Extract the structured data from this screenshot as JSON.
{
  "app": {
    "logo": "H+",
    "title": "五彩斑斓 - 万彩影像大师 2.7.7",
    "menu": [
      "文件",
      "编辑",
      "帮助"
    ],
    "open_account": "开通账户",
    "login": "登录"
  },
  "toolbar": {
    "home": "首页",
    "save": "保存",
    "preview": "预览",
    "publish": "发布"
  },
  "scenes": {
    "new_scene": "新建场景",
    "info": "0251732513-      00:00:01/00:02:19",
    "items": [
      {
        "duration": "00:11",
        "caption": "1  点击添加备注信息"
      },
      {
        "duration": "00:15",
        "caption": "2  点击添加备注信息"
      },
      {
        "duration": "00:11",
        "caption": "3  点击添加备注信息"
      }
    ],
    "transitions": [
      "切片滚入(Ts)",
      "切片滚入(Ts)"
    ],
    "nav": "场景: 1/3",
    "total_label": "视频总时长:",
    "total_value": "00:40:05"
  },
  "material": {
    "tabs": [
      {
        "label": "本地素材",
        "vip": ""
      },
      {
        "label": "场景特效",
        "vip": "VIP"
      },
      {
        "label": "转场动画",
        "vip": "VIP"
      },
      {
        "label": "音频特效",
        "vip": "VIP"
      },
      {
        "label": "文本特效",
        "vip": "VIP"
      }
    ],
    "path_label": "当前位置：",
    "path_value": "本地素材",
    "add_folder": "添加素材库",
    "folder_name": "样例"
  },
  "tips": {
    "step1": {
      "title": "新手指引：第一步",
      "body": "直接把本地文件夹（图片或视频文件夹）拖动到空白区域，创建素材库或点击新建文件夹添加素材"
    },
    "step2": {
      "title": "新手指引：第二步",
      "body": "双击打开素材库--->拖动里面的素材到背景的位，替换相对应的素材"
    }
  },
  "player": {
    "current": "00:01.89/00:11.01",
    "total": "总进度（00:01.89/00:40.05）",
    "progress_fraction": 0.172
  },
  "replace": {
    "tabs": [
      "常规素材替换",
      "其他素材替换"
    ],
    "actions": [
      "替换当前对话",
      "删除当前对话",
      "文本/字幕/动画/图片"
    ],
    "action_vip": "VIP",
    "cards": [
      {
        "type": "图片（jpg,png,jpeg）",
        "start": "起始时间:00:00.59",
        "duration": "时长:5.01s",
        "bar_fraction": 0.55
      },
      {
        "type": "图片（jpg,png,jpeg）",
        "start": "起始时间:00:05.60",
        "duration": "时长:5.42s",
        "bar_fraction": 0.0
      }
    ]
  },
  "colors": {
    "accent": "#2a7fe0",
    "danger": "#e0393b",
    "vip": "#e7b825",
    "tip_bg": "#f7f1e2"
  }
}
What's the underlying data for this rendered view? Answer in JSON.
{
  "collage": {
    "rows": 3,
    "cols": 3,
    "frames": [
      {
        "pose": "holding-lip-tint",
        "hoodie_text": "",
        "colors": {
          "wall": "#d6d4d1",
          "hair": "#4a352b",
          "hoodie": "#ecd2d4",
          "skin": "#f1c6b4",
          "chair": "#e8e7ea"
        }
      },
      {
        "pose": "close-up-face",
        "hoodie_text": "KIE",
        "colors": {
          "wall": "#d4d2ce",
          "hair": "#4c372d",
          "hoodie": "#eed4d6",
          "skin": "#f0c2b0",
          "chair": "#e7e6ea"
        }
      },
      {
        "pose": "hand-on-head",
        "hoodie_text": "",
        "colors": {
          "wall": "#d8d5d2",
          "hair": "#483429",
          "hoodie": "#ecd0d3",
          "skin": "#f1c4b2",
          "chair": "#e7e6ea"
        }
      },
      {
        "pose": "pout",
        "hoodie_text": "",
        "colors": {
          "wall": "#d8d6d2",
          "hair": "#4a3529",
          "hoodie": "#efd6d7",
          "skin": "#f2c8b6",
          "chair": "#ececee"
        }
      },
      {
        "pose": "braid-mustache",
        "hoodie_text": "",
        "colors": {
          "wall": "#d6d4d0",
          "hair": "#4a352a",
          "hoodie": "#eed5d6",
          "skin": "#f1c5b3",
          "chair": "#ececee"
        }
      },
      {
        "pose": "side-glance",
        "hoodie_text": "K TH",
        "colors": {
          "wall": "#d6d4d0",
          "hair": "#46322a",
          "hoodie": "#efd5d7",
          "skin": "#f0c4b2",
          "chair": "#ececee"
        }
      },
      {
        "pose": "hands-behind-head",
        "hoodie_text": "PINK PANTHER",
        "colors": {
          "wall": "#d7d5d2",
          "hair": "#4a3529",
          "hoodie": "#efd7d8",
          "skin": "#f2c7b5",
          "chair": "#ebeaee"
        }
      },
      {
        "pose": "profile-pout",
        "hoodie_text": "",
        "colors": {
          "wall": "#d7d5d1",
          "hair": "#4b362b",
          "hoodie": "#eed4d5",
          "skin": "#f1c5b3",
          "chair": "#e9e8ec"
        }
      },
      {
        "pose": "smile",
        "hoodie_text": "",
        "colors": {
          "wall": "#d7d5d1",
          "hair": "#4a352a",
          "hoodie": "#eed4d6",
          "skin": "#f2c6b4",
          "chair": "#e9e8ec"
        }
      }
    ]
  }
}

__________________________________________________

[What you should do]: Repeat the entries above exactly, leaving nothing out.

[Exercise answer]:
Extract the structured data from this screenshot as JSON.
{
  "app": {
    "logo": "H+",
    "title": "五彩斑斓 - 万彩影像大师 2.7.7",
    "menu": [
      "文件",
      "编辑",
      "帮助"
    ],
    "open_account": "开通账户",
    "login": "登录"
  },
  "toolbar": {
    "home": "首页",
    "save": "保存",
    "preview": "预览",
    "publish": "发布"
  },
  "scenes": {
    "new_scene": "新建场景",
    "info": "0251732513-      00:00:01/00:02:19",
    "items": [
      {
        "duration": "00:11",
        "caption": "1  点击添加备注信息"
      },
      {
        "duration": "00:15",
        "caption": "2  点击添加备注信息"
      },
      {
        "duration": "00:11",
        "caption": "3  点击添加备注信息"
      }
    ],
    "transitions": [
      "切片滚入(Ts)",
      "切片滚入(Ts)"
    ],
    "nav": "场景: 1/3",
    "total_label": "视频总时长:",
    "total_value": "00:40:05"
  },
  "material": {
    "tabs": [
      {
        "label": "本地素材",
        "vip": ""
      },
      {
        "label": "场景特效",
        "vip": "VIP"
      },
      {
        "label": "转场动画",
        "vip": "VIP"
      },
      {
        "label": "音频特效",
        "vip": "VIP"
      },
      {
        "label": "文本特效",
        "vip": "VIP"
      }
    ],
    "path_label": "当前位置：",
    "path_value": "本地素材",
    "add_folder": "添加素材库",
    "folder_name": "样例"
  },
  "tips": {
    "step1": {
      "title": "新手指引：第一步",
      "body": "直接把本地文件夹（图片或视频文件夹）拖动到空白区域，创建素材库或点击新建文件夹添加素材"
    },
    "step2": {
      "title": "新手指引：第二步",
      "body": "双击打开素材库--->拖动里面的素材到背景的位，替换相对应的素材"
    }
  },
  "player": {
    "current": "00:01.89/00:11.01",
    "total": "总进度（00:01.89/00:40.05）",
    "progress_fraction": 0.172
  },
  "replace": {
    "tabs": [
      "常规素材替换",
      "其他素材替换"
    ],
    "actions": [
      "替换当前对话",
      "删除当前对话",
      "文本/字幕/动画/图片"
    ],
    "action_vip": "VIP",
    "cards": [
      {
        "type": "图片（jpg,png,jpeg）",
        "start": "起始时间:00:00.59",
        "duration": "时长:5.01s",
        "bar_fraction": 0.55
      },
      {
        "type": "图片（jpg,png,jpeg）",
        "start": "起始时间:00:05.60",
        "duration": "时长:5.42s",
        "bar_fraction": 0.0
      }
    ]
  },
  "colors": {
    "accent": "#2a7fe0",
    "danger": "#e0393b",
    "vip": "#e7b825",
    "tip_bg": "#f7f1e2"
  }
}
What's the underlying data for this rendered view? Answer in JSON.
{
  "collage": {
    "rows": 3,
    "cols": 3,
    "frames": [
      {
        "pose": "holding-lip-tint",
        "hoodie_text": "",
        "colors": {
          "wall": "#d6d4d1",
          "hair": "#4a352b",
          "hoodie": "#ecd2d4",
          "skin": "#f1c6b4",
          "chair": "#e8e7ea"
        }
      },
      {
        "pose": "close-up-face",
        "hoodie_text": "KIE",
        "colors": {
          "wall": "#d4d2ce",
          "hair": "#4c372d",
          "hoodie": "#eed4d6",
          "skin": "#f0c2b0",
          "chair": "#e7e6ea"
        }
      },
      {
        "pose": "hand-on-head",
        "hoodie_text": "",
        "colors": {
          "wall": "#d8d5d2",
          "hair": "#483429",
          "hoodie": "#ecd0d3",
          "skin": "#f1c4b2",
          "chair": "#e7e6ea"
        }
      },
      {
        "pose": "pout",
        "hoodie_text": "",
        "colors": {
          "wall": "#d8d6d2",
          "hair": "#4a3529",
          "hoodie": "#efd6d7",
          "skin": "#f2c8b6",
          "chair": "#ececee"
        }
      },
      {
        "pose": "braid-mustache",
        "hoodie_text": "",
        "colors": {
          "wall": "#d6d4d0",
          "hair": "#4a352a",
          "hoodie": "#eed5d6",
          "skin": "#f1c5b3",
          "chair": "#ececee"
        }
      },
      {
        "pose": "side-glance",
        "hoodie_text": "K TH",
        "colors": {
          "wall": "#d6d4d0",
          "hair": "#46322a",
          "hoodie": "#efd5d7",
          "skin": "#f0c4b2",
          "chair": "#ececee"
        }
      },
      {
        "pose": "hands-behind-head",
        "hoodie_text": "PINK PANTHER",
        "colors": {
          "wall": "#d7d5d2",
          "hair": "#4a3529",
          "hoodie": "#efd7d8",
          "skin": "#f2c7b5",
          "chair": "#ebeaee"
        }
      },
      {
        "pose": "profile-pout",
        "hoodie_text": "",
        "colors": {
          "wall": "#d7d5d1",
          "hair": "#4b362b",
          "hoodie": "#eed4d5",
          "skin": "#f1c5b3",
          "chair": "#e9e8ec"
        }
      },
      {
        "pose": "smile",
        "hoodie_text": "",
        "colors": {
          "wall": "#d7d5d1",
          "hair": "#4a352a",
          "hoodie": "#eed4d6",
          "skin": "#f2c6b4",
          "chair": "#e9e8ec"
        }
      }
    ]
  }
}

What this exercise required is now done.